_WHAT TO DO_:
Repeat exactly, and only, the lines from the line containing "Output a JSON" through the last line of the records below, including both.

_INPUT ROWS_:
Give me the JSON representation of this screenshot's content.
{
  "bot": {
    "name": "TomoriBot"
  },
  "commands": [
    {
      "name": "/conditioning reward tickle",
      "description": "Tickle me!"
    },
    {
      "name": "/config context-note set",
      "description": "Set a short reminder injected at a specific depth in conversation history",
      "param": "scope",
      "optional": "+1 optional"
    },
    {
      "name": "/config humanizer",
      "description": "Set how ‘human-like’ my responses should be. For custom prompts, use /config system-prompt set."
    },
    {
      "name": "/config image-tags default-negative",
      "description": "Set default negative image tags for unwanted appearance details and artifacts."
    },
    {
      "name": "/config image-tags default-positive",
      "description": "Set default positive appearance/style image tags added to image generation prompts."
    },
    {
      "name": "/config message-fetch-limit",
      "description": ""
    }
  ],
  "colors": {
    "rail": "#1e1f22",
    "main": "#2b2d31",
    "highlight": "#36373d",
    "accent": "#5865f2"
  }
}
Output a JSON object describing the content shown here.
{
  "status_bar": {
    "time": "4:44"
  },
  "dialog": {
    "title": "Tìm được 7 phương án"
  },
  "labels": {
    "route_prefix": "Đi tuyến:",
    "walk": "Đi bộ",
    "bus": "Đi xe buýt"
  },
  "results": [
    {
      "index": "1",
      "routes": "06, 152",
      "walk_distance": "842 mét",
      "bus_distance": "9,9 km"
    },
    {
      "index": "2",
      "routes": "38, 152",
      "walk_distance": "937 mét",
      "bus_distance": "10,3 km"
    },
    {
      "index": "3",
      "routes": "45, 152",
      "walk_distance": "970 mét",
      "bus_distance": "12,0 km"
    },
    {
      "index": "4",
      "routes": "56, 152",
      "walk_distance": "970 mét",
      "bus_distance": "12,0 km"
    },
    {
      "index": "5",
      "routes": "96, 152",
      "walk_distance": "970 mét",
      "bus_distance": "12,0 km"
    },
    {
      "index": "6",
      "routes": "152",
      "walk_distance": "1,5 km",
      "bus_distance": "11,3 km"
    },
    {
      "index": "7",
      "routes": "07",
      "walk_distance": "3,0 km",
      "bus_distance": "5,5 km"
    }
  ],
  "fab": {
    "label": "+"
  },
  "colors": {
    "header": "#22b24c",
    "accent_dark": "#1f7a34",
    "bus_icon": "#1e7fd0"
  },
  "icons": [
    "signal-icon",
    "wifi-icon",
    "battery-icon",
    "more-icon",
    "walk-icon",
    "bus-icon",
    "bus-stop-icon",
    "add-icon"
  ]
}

_WRITTEN SOLUTION_:
Output a JSON object describing the content shown here.
{
  "status_bar": {
    "time": "4:44"
  },
  "dialog": {
    "title": "Tìm được 7 phương án"
  },
  "labels": {
    "route_prefix": "Đi tuyến:",
    "walk": "Đi bộ",
    "bus": "Đi xe buýt"
  },
  "results": [
    {
      "index": "1",
      "routes": "06, 152",
      "walk_distance": "842 mét",
      "bus_distance": "9,9 km"
    },
    {
      "index": "2",
      "routes": "38, 152",
      "walk_distance": "937 mét",
      "bus_distance": "10,3 km"
    },
    {
      "index": "3",
      "routes": "45, 152",
      "walk_distance": "970 mét",
      "bus_distance": "12,0 km"
    },
    {
      "index": "4",
      "routes": "56, 152",
      "walk_distance": "970 mét",
      "bus_distance": "12,0 km"
    },
    {
      "index": "5",
      "routes": "96, 152",
      "walk_distance": "970 mét",
      "bus_distance": "12,0 km"
    },
    {
      "index": "6",
      "routes": "152",
      "walk_distance": "1,5 km",
      "bus_distance": "11,3 km"
    },
    {
      "index": "7",
      "routes": "07",
      "walk_distance": "3,0 km",
      "bus_distance": "5,5 km"
    }
  ],
  "fab": {
    "label": "+"
  },
  "colors": {
    "header": "#22b24c",
    "accent_dark": "#1f7a34",
    "bus_icon": "#1e7fd0"
  },
  "icons": [
    "signal-icon",
    "wifi-icon",
    "battery-icon",
    "more-icon",
    "walk-icon",
    "bus-icon",
    "bus-stop-icon",
    "add-icon"
  ]
}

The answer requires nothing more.